### Aufgaben
a) Beantworte die folgende Frage zum Text über den Brauthandel: Wonach jagen die Weltleute beim Heiraten laut dem Verfasser größtenteils?
b) Schreibe den Text über den Brauthandel nach seinem letzten Satz weiter.

### Quelltext
--------

So braucht man wohl kein Mikroskop, um die schädlichen Folgen zu sehen, die dem Staat durch den Brauthandel zuwachsen.

Herr Obermayer sagt, daß wir nur nach reichen Kandidaten jagen. Schon das Wort jagen hat mich etwas geärgert, weil es das Ansehen hat, als wollte der Herr Verfasser uns zu Jägern, und unsre Kandidaten zu Hasen machen; indesen verzeihe ich es ihm, nur muß auch er es mir vergeben, wenn ich ihm entgegen sage, daß auch die Weltleute beym 56 Heurathen nicht mehr nach schönen Eigenschaften der Seele, ja nicht einmal nach körperlichen Reizen, sondern größtentheils nach schönen Dukaten jagen.

Ein Hirsch kann unmöglich auf einer Parforcejagd mehr Hunde und Jäger hinter sich herhaben, als ein reiches Mädchen Anbether. Und welche Triebfedern werden nicht in Bewegung gesetzt, um das Wild (wenn ich mich so ausdrücken darf) ins Garn zu locken?

Man gewinnt die Mütter durch Schmeycheley und Liebkosungen, und borgt beym Kaufmanne Stofe und Diamanten, um die Gunst einer Schönen zu erkaufen, die ausser ihrem Reichthume keine andere Empfehlung hat.

Ist das reiche Mädchen ein Mündel, so stekt man sich unter den Vormund, und schließt wie ich von guter Hand weiß, förmliche Kontrakte, und so sollen die reichen Mädchen gleich den eingebrachten 57 Kontrabandwaaren sehr oft an den Meistbietenden verkauft werden.

--------

[Bildlayout-Annotationen]
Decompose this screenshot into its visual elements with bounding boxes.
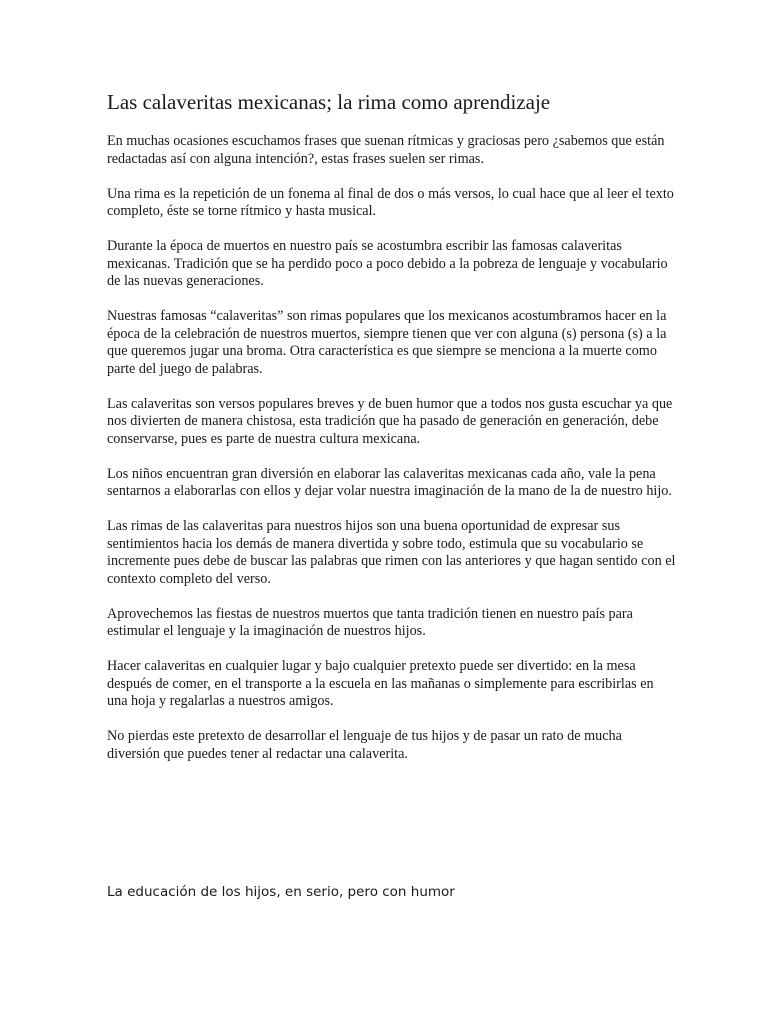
paragraph-5: Las calaveritas son versos populares breves y de buen humor que a todos nos gusta escuchar ya que nos divierten de manera chistosa, esta tradición que ha pasado de generación en generación, debe conservarse, pues es parte de nuestra cultura mexicana. bbox=[107, 395, 673, 447]
footer-tagline: La educación de los hijos, en serio, pero con humor bbox=[107, 884, 455, 900]
paragraph-6: Los niños encuentran gran diversión en elaborar las calaveritas mexicanas cada año, vale la pena sentarnos a elaborarlas con ellos y dejar volar nuestra imaginación de la mano de la de nuestro hijo. bbox=[107, 465, 672, 499]
paragraph-7: Las rimas de las calaveritas para nuestros hijos son una buena oportunidad de expresar sus sentimientos hacia los demás de manera divertida y sobre todo, estimula que su vocabulario se incremente pues debe de buscar las palabras que rimen con las anteriores y que hagan sentido con el contexto completo del verso. bbox=[107, 518, 676, 587]
document-body bbox=[107, 133, 677, 781]
paragraph-9: Hacer calaveritas en cualquier lugar y bajo cualquier pretexto puede ser divertido: en la mesa después de comer, en el transporte a la escuela en las mañanas o simplemente para escribirlas en una hoja y regalarlas a nuestros amigos. bbox=[107, 658, 654, 709]
paragraph-1: En muchas ocasiones escuchamos frases que suenan rítmicas y graciosas pero ¿sabemos que están redactadas así con alguna intención?, estas frases suelen ser rimas. bbox=[107, 133, 665, 167]
paragraph-8: Aprovechemos las fiestas de nuestros muertos que tanta tradición tienen en nuestro país para estimular el lenguaje y la imaginación de nuestros hijos. bbox=[107, 605, 633, 639]
paragraph-4: Nuestras famosas “calaveritas” son rimas populares que los mexicanos acostumbramos hacer en la época de la celebración de nuestros muertos, siempre tienen que ver con alguna (s) persona (s) a la que queremos jugar una broma. Otra característica es que siempre se menciona a la muerte como parte del juego de palabras. bbox=[107, 308, 667, 377]
paragraph-3: Durante la época de muertos en nuestro país se acostumbra escribir las famosas calaveritas mexicanas. Tradición que se ha perdido poco a poco debido a la pobreza de lenguaje y vocabulario de las nuevas generaciones. bbox=[107, 238, 668, 289]
paragraph-2: Una rima es la repetición de un fonema al final de dos o más versos, lo cual hace que al leer el texto completo, éste se torne rítmico y hasta musical. bbox=[107, 185, 674, 219]
document-title: Las calaveritas mexicanas; la rima como aprendizaje bbox=[107, 90, 551, 114]
paragraph-10: No pierdas este pretexto de desarrollar el lenguaje de tus hijos y de pasar un rato de mucha diversión que puedes tener al redactar una calaverita. bbox=[107, 728, 622, 762]
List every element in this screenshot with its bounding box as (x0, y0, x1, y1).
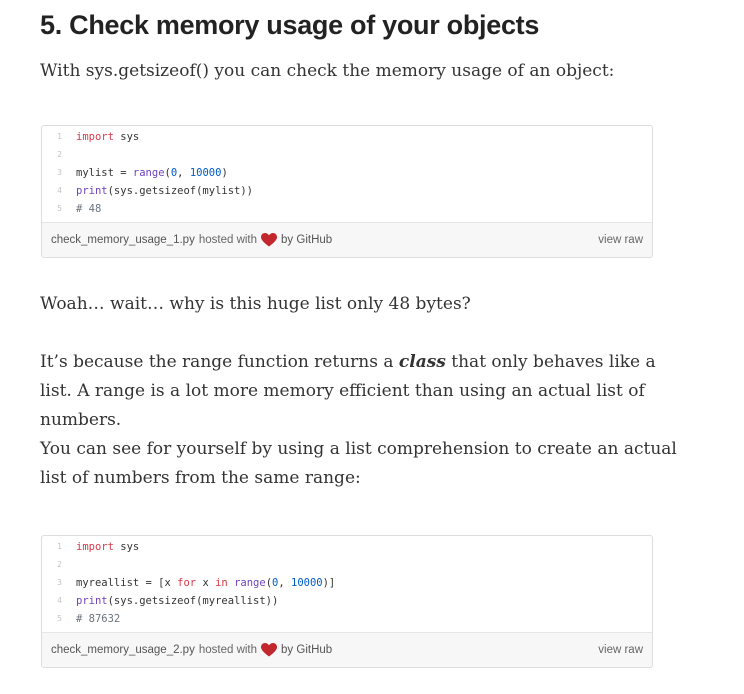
intro-paragraph: With sys.getsizeof() you can check the memory usage of an object: (40, 61, 615, 81)
line-number: 2 (57, 150, 62, 159)
line-number: 5 (57, 204, 62, 213)
gist-filename-link[interactable]: check_memory_usage_2.py (51, 644, 195, 656)
line-number: 4 (57, 596, 62, 605)
github-link[interactable]: by GitHub (281, 234, 333, 246)
because-paragraph (40, 348, 680, 435)
section-heading: 5. Check memory usage of your objects (40, 10, 540, 40)
code-block (42, 536, 652, 632)
code-text: mylist = range(0, 10000) (76, 167, 228, 179)
code-line (42, 128, 652, 146)
because-text-start: It’s because the range function returns a (40, 352, 399, 372)
line-number: 5 (57, 614, 62, 623)
heart-icon (261, 643, 277, 657)
view-raw-link[interactable]: view raw (598, 644, 643, 656)
code-line (42, 556, 652, 574)
line-number: 1 (57, 132, 62, 141)
hosted-with-text: hosted with (198, 644, 258, 656)
line-number: 3 (57, 578, 62, 587)
woah-paragraph: Woah… wait… why is this huge list only 48 bytes? (40, 294, 471, 314)
class-emphasis: class (398, 352, 446, 372)
gist-meta-bar (42, 222, 652, 257)
view-raw-link[interactable]: view raw (598, 234, 643, 246)
line-number: 1 (57, 542, 62, 551)
code-line (42, 574, 652, 592)
code-block (42, 126, 652, 222)
github-link[interactable]: by GitHub (281, 644, 333, 656)
gist-embed-2 (41, 535, 653, 668)
code-line (42, 200, 652, 218)
code-line (42, 146, 652, 164)
because-text-end: that only behaves like a list. A range is a lot more memory efficient than using an actual list of numbers. (40, 352, 656, 430)
code-line (42, 610, 652, 628)
see-paragraph: You can see for yourself by using a list comprehension to create an actual list of numbers from the same range: (40, 439, 677, 488)
code-text: print(sys.getsizeof(mylist)) (76, 185, 254, 197)
code-line (42, 538, 652, 556)
line-number: 2 (57, 560, 62, 569)
heart-icon (261, 233, 277, 247)
line-number: 4 (57, 186, 62, 195)
gist-meta-bar (42, 632, 652, 667)
gist-filename-link[interactable]: check_memory_usage_1.py (51, 234, 195, 246)
code-text: import sys (76, 541, 140, 553)
code-line (42, 182, 652, 200)
code-text: # 87632 (76, 613, 121, 625)
code-line (42, 592, 652, 610)
hosted-with-text: hosted with (198, 234, 258, 246)
code-text: print(sys.getsizeof(myreallist)) (76, 595, 279, 607)
code-text: import sys (76, 131, 140, 143)
code-text: myreallist = [x for x in range(0, 10000)] (76, 577, 336, 589)
gist-embed-1 (41, 125, 653, 258)
code-text: # 48 (76, 203, 102, 215)
code-line (42, 164, 652, 182)
line-number: 3 (57, 168, 62, 177)
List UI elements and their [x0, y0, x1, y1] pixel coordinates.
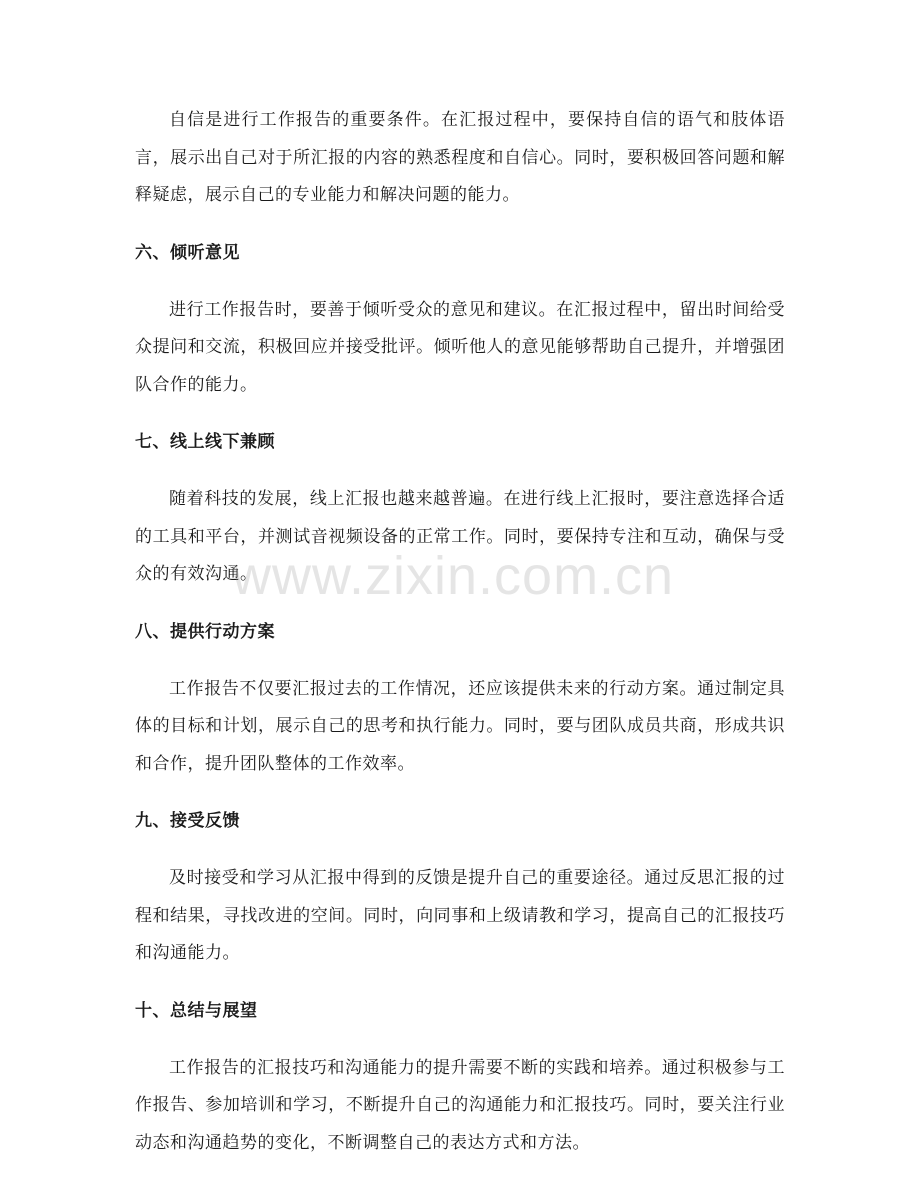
section-nine [135, 809, 785, 973]
intro-paragraph: 自信是进行工作报告的重要条件。在汇报过程中，要保持自信的语气和肢体语言，展示出自己对于所汇报的内容的熟悉程度和自信心。同时，要积极回答问题和解释疑虑，展示自己的专业能力和解决问题的能力。 [135, 110, 785, 205]
section-heading: 六、倾听意见 [135, 242, 240, 263]
section-six [135, 241, 785, 405]
section-paragraph: 进行工作报告时，要善于倾听受众的意见和建议。在汇报过程中，留出时间给受众提问和交流，积极回应并接受批评。倾听他人的意见能够帮助自己提升，并增强团队合作的能力。 [135, 299, 785, 395]
section-paragraph: 随着科技的发展，线上汇报也越来越普遍。在进行线上汇报时，要注意选择合适的工具和平台，并测试音视频设备的正常工作。同时，要保持专注和互动，确保与受众的有效沟通。 [135, 489, 785, 584]
section-paragraph: 工作报告的汇报技巧和沟通能力的提升需要不断的实践和培养。通过积极参与工作报告、参加培训和学习，不断提升自己的沟通能力和汇报技巧。同时，要关注行业动态和沟通趋势的变化，不断调整自己的表达方式和方法。 [135, 1057, 785, 1153]
section-paragraph: 及时接受和学习从汇报中得到的反馈是提升自己的重要途径。通过反思汇报的过程和结果，寻找改进的空间。同时，向同事和上级请教和学习，提高自己的汇报技巧和沟通能力。 [135, 868, 785, 963]
section-ten [135, 999, 785, 1163]
section-paragraph: 工作报告不仅要汇报过去的工作情况，还应该提供未来的行动方案。通过制定具体的目标和计划，展示自己的思考和执行能力。同时，要与团队成员共商，形成共识和合作，提升团队整体的工作效率。 [135, 678, 785, 774]
section-heading: 九、接受反馈 [135, 811, 240, 831]
section-heading: 七、线上线下兼顾 [135, 432, 275, 452]
section-eight [135, 620, 785, 784]
watermark-text: www.zixin.com.cn [232, 546, 675, 606]
section-seven [135, 430, 785, 594]
document-body [135, 102, 785, 1162]
section-heading: 十、总结与展望 [135, 1000, 258, 1021]
section-heading: 八、提供行动方案 [135, 621, 275, 642]
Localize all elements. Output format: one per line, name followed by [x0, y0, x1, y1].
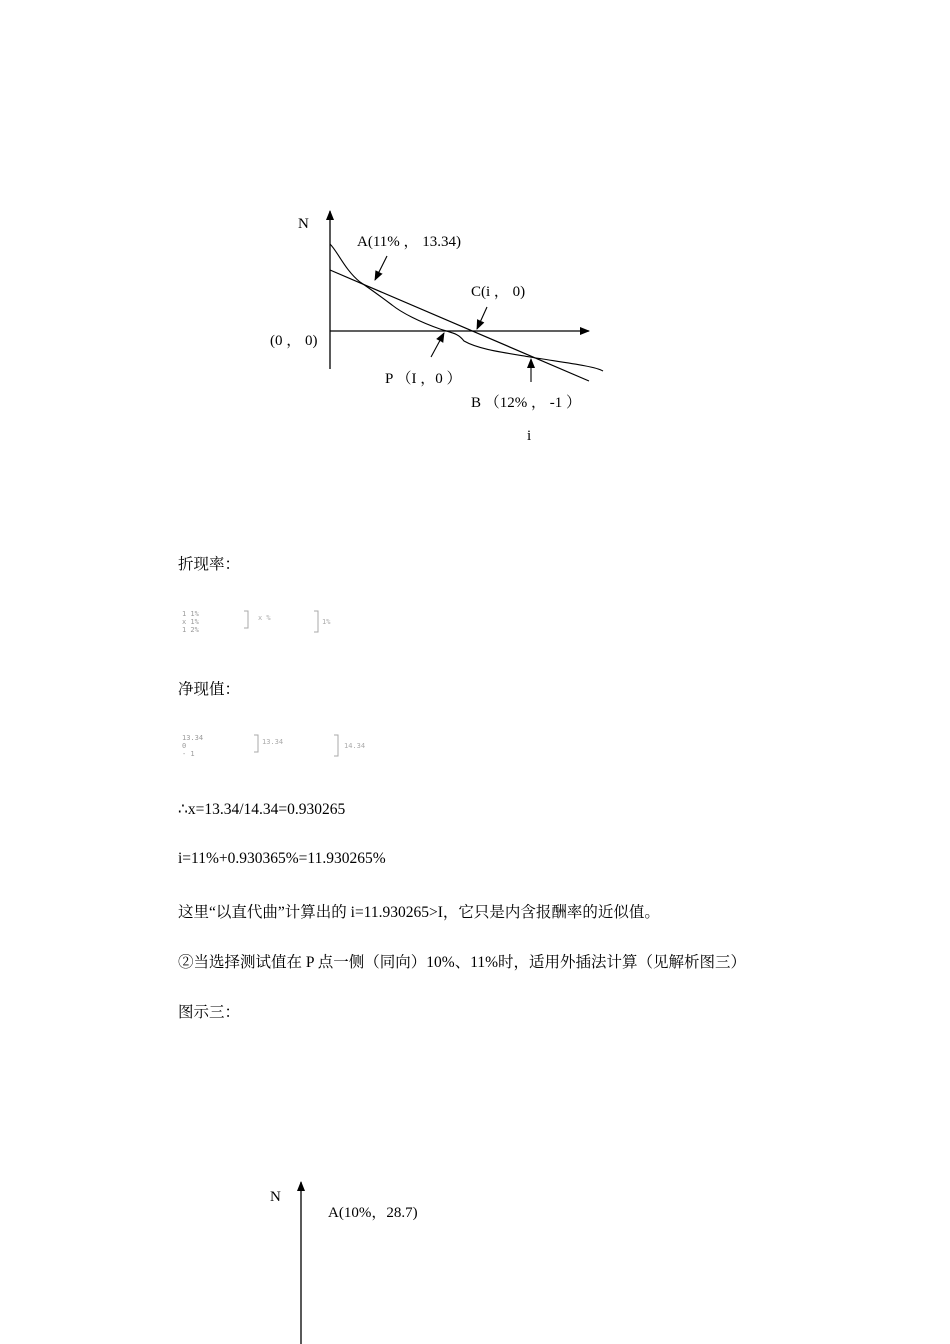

--------

### Erwartete Antworten
a) Nach schönen Dukaten.

b)
Ja viele Weltleute wissen so gar die Gutherzigkeit von uns Geistlichen zu benützen. Sie ziehen uns, der Himmel weiß, wie es zugeht, in ihr Interesse, und machen, ohne daß wir es oft selbst wissen, aus Priestern des Herrn und Gewissensräthen – Unterhändler. Aber gemeiniglich lohnen sie uns unsre Bereitwilligkeit mit Undank, und schieben uns ihre Uneinigkeiten, ihre Ausschweifungen und sogar ihre Bankrouts auf den Hals, wie es auch wirklich zum Sprichwort geworden, daß keine Ehe etwas tauge, die ein Mönch gestiftet hat.

Wenn die Weltleute billiger dächten, so würden sie nicht uns, sondern dem natürlichen Laufe der Dinge den Umsturz ihres Glückes zuschreiben. Eine Ehe, die blos aus Eigennutz geschlossen worden, kann nie glücklich seyn. 58

Seitdem ich meinen heiligen Ordenshabit ausgezogen, und meine vorige Leibmünz (das kurze Deo gratias) ausser Kurs gesetzt worden, lerne ich nun freylich einsehen, daß es um das Geld ein ganz gutes Ding sey; daher verzeih ich es auch den Weltleuten, wenn sie, besonders in unsern Zeiten, wo man fast jedes Weib eine theure Hälfte nennen darf, bey Heurathen auf Geld sehen. Aber so gern ich auch zugebe, daß Geld ein Mittel zur Glückseligkeit seyn könne, so sehr läugne ich, daß Geld die Glükseligkeit selbst sey, und daß Leute, die blos nach Geld trachten, je glüklich seyn können, weil sie das Mittel zur Glückseligkeit, für die Glückseligkeit selbst halten.

Je näher ich den heiligen Ehestand betrachte, je mehr Flecken entdecke ich in ihm. Es kann sich fügen, daß in einigen der folgenden Kapitel davon Erwähnung geschehe. Um alle anzuführen 59 müßte ich ein Buch statt eines Kapitels, schreiben; dann sind viele von der Art daß es besser für die Menschheit ist, wenn man sie mit dem Mantel der christlichen Liebe zudekt.

 


 

Erklärung des allegorischen Kupfers.

  1. Ein schön meublirtes Zimmer.
  2. Die Pupillinn sitzt in einem ungeheuern Reifrocke auf dem Sopha. Sie ist einäugig, hat einen grossen Höcker, und hinkt etwas.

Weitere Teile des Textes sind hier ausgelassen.